_Data excerpts_
======
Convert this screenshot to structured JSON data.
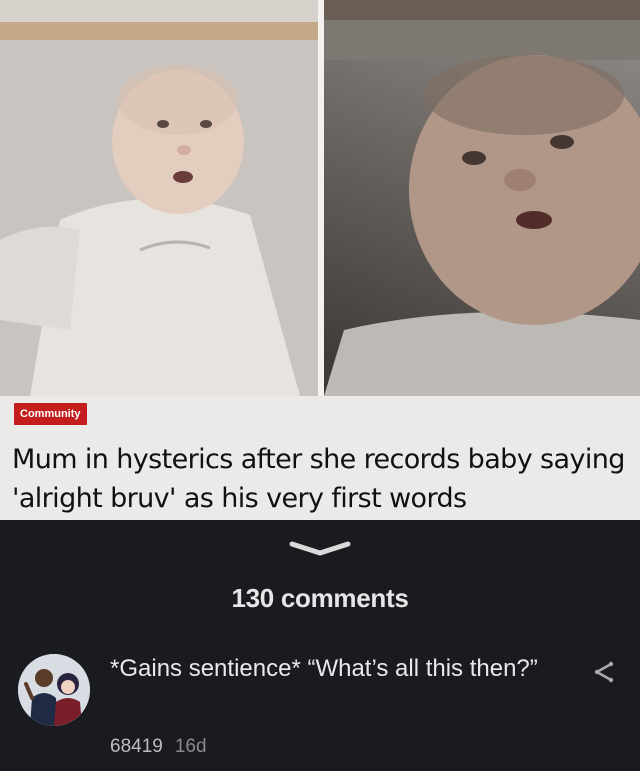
{
  "article": {
    "tag": "Community",
    "headline": "Mum in hysterics after she records baby saying 'alright bruv' as his very first words"
  },
  "comments_section": {
    "count_label": "130 comments",
    "expand_icon": "chevron-down-icon"
  },
  "comment": {
    "text": "*Gains sentience* “What’s all this then?”",
    "score": "68419",
    "age": "16d",
    "avatar_icon": "user-avatar",
    "share_icon": "share-icon"
  },
  "colors": {
    "background": "#1a1b20",
    "tag": "#c31d1d",
    "primary_text": "#e6e6e6",
    "meta_text": "#9a9a9a"
  }
}
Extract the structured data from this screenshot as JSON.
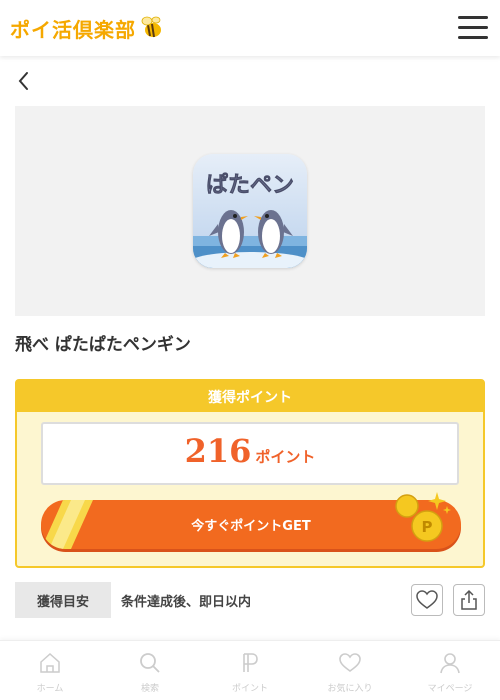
{
  "header": {
    "logo_text": "ポイ活倶楽部",
    "logo_icon": "bee-icon",
    "menu_icon": "hamburger-menu-icon"
  },
  "nav": {
    "back_icon": "chevron-left-icon"
  },
  "app": {
    "title": "飛べ ぱたぱたペンギン",
    "icon_text": "ぱたペン"
  },
  "points": {
    "header": "獲得ポイント",
    "value": "216",
    "unit": "ポイント",
    "cta_label": "今すぐポイントGET"
  },
  "criteria": {
    "label": "獲得目安",
    "text": "条件達成後、即日以内"
  },
  "actions": {
    "favorite_icon": "heart-icon",
    "share_icon": "share-icon"
  },
  "bottom_nav": {
    "items": [
      {
        "label": "ホーム",
        "icon": "home-icon"
      },
      {
        "label": "検索",
        "icon": "search-icon"
      },
      {
        "label": "ポイント",
        "icon": "point-icon"
      },
      {
        "label": "お気に入り",
        "icon": "heart-icon"
      },
      {
        "label": "マイページ",
        "icon": "user-icon"
      }
    ]
  },
  "colors": {
    "accent": "#f26a1f",
    "points_header": "#f5c82a",
    "points_bg": "#fdf6d0",
    "logo": "#f5a800"
  }
}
======
_Exercise details_
Quote every record above exactly, leaving out any pictures.

_Result of the exercise_
Convert this screenshot to structured JSON data.
{
  "article": {
    "tag": "Community",
    "headline": "Mum in hysterics after she records baby saying 'alright bruv' as his very first words"
  },
  "comments_section": {
    "count_label": "130 comments",
    "expand_icon": "chevron-down-icon"
  },
  "comment": {
    "text": "*Gains sentience* “What’s all this then?”",
    "score": "68419",
    "age": "16d",
    "avatar_icon": "user-avatar",
    "share_icon": "share-icon"
  },
  "colors": {
    "background": "#1a1b20",
    "tag": "#c31d1d",
    "primary_text": "#e6e6e6",
    "meta_text": "#9a9a9a"
  }
}
Extract the structured data from this screenshot as JSON.
{
  "header": {
    "logo_text": "ポイ活倶楽部",
    "logo_icon": "bee-icon",
    "menu_icon": "hamburger-menu-icon"
  },
  "nav": {
    "back_icon": "chevron-left-icon"
  },
  "app": {
    "title": "飛べ ぱたぱたペンギン",
    "icon_text": "ぱたペン"
  },
  "points": {
    "header": "獲得ポイント",
    "value": "216",
    "unit": "ポイント",
    "cta_label": "今すぐポイントGET"
  },
  "criteria": {
    "label": "獲得目安",
    "text": "条件達成後、即日以内"
  },
  "actions": {
    "favorite_icon": "heart-icon",
    "share_icon": "share-icon"
  },
  "bottom_nav": {
    "items": [
      {
        "label": "ホーム",
        "icon": "home-icon"
      },
      {
        "label": "検索",
        "icon": "search-icon"
      },
      {
        "label": "ポイント",
        "icon": "point-icon"
      },
      {
        "label": "お気に入り",
        "icon": "heart-icon"
      },
      {
        "label": "マイページ",
        "icon": "user-icon"
      }
    ]
  },
  "colors": {
    "accent": "#f26a1f",
    "points_header": "#f5c82a",
    "points_bg": "#fdf6d0",
    "logo": "#f5a800"
  }
}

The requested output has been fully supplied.